START Provided data

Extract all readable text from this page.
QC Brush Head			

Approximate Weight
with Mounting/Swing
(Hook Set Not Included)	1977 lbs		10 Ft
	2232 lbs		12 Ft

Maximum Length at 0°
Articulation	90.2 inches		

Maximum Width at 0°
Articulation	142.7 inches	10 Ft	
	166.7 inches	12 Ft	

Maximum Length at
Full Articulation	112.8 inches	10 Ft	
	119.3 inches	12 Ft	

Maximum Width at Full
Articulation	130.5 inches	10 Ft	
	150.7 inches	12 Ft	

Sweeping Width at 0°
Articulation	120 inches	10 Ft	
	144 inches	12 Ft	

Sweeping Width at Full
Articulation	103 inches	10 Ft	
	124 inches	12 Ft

END Provided data
START Provided data

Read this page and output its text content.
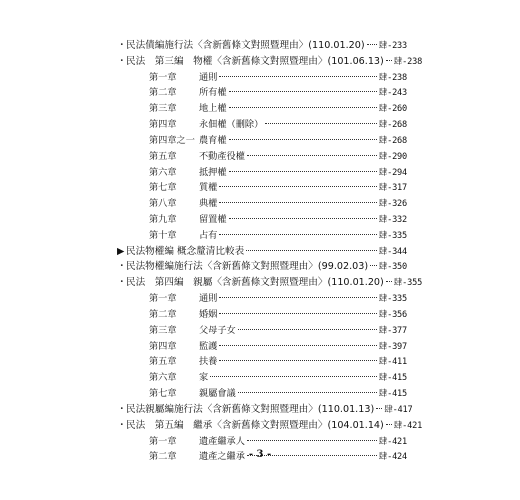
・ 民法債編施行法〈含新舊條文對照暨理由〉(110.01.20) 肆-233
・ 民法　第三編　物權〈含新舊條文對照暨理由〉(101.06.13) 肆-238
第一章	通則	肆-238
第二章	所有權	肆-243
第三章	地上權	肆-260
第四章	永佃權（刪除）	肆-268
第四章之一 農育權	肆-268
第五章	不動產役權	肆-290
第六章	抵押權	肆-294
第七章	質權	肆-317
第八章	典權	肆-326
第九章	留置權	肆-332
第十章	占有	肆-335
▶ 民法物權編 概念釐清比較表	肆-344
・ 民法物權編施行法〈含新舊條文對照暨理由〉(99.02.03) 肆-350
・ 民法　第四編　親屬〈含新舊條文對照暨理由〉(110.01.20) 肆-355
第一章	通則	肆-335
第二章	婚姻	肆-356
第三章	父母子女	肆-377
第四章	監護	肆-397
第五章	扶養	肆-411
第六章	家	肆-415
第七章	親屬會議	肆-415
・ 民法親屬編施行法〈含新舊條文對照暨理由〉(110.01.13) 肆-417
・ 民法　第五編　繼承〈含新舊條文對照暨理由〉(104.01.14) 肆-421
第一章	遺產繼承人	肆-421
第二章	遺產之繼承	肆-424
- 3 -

END Provided data

> **Aim of the task**
Copy all lines from the data that hold the word "Articulation".

> **Reply**
Articulation	90.2 inches		
Articulation	142.7 inches	10 Ft	
Full Articulation	112.8 inches	10 Ft	
Articulation	130.5 inches	10 Ft	
Articulation	120 inches	10 Ft	
Articulation	103 inches	10 Ft	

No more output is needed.